**GIVEN TASK**
Output all the entries word for word. Omit the pictures.

**DATASET**
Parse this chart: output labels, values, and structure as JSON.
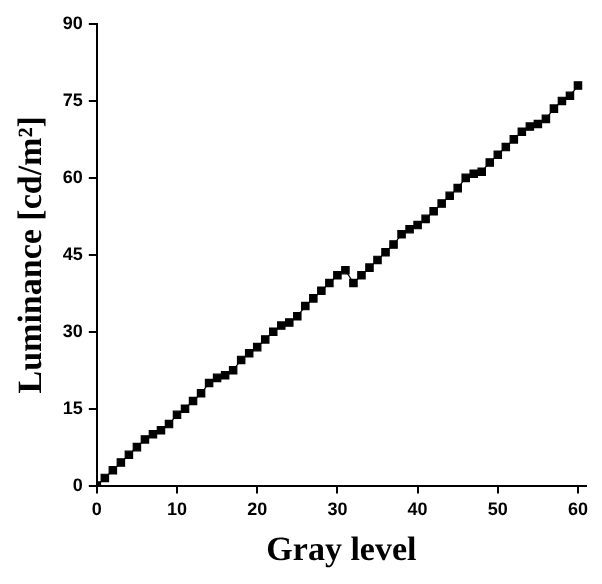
{
  "chart_data": {
    "type": "line",
    "xlabel": "Gray level",
    "ylabel": "Luminance [cd/m²]",
    "x": [
      0,
      1,
      2,
      3,
      4,
      5,
      6,
      7,
      8,
      9,
      10,
      11,
      12,
      13,
      14,
      15,
      16,
      17,
      18,
      19,
      20,
      21,
      22,
      23,
      24,
      25,
      26,
      27,
      28,
      29,
      30,
      31,
      32,
      33,
      34,
      35,
      36,
      37,
      38,
      39,
      40,
      41,
      42,
      43,
      44,
      45,
      46,
      47,
      48,
      49,
      50,
      51,
      52,
      53,
      54,
      55,
      56,
      57,
      58,
      59,
      60
    ],
    "series": [
      {
        "color": "#000000",
        "values": [
          0,
          1.5,
          3,
          4.5,
          6,
          7.5,
          9,
          10,
          10.8,
          12,
          13.8,
          15,
          16.5,
          18,
          20,
          21,
          21.5,
          22.5,
          24.5,
          25.8,
          27,
          28.5,
          30,
          31.2,
          31.8,
          33,
          35,
          36.5,
          38,
          39.5,
          41,
          42,
          39.5,
          41,
          42.5,
          44,
          45.5,
          47,
          49,
          50,
          50.8,
          52,
          53.5,
          55,
          56.5,
          58,
          60,
          60.8,
          61.2,
          63,
          64.5,
          66,
          67.5,
          69,
          70,
          70.5,
          71.5,
          73.5,
          75,
          76,
          78
        ]
      }
    ],
    "xlim": [
      0,
      61
    ],
    "xticks": [
      0,
      10,
      20,
      30,
      40,
      50,
      60
    ],
    "ylim": [
      0,
      90
    ],
    "yticks": [
      0,
      15,
      30,
      45,
      60,
      75,
      90
    ],
    "marker": "square",
    "line_style": "solid",
    "grid": false,
    "legend": false
  }
}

**OUTPUT OF THE TASK**
Parse this chart: output labels, values, and structure as JSON.
{
  "chart_data": {
    "type": "line",
    "xlabel": "Gray level",
    "ylabel": "Luminance [cd/m²]",
    "x": [
      0,
      1,
      2,
      3,
      4,
      5,
      6,
      7,
      8,
      9,
      10,
      11,
      12,
      13,
      14,
      15,
      16,
      17,
      18,
      19,
      20,
      21,
      22,
      23,
      24,
      25,
      26,
      27,
      28,
      29,
      30,
      31,
      32,
      33,
      34,
      35,
      36,
      37,
      38,
      39,
      40,
      41,
      42,
      43,
      44,
      45,
      46,
      47,
      48,
      49,
      50,
      51,
      52,
      53,
      54,
      55,
      56,
      57,
      58,
      59,
      60
    ],
    "series": [
      {
        "color": "#000000",
        "values": [
          0,
          1.5,
          3,
          4.5,
          6,
          7.5,
          9,
          10,
          10.8,
          12,
          13.8,
          15,
          16.5,
          18,
          20,
          21,
          21.5,
          22.5,
          24.5,
          25.8,
          27,
          28.5,
          30,
          31.2,
          31.8,
          33,
          35,
          36.5,
          38,
          39.5,
          41,
          42,
          39.5,
          41,
          42.5,
          44,
          45.5,
          47,
          49,
          50,
          50.8,
          52,
          53.5,
          55,
          56.5,
          58,
          60,
          60.8,
          61.2,
          63,
          64.5,
          66,
          67.5,
          69,
          70,
          70.5,
          71.5,
          73.5,
          75,
          76,
          78
        ]
      }
    ],
    "xlim": [
      0,
      61
    ],
    "xticks": [
      0,
      10,
      20,
      30,
      40,
      50,
      60
    ],
    "ylim": [
      0,
      90
    ],
    "yticks": [
      0,
      15,
      30,
      45,
      60,
      75,
      90
    ],
    "marker": "square",
    "line_style": "solid",
    "grid": false,
    "legend": false
  }
}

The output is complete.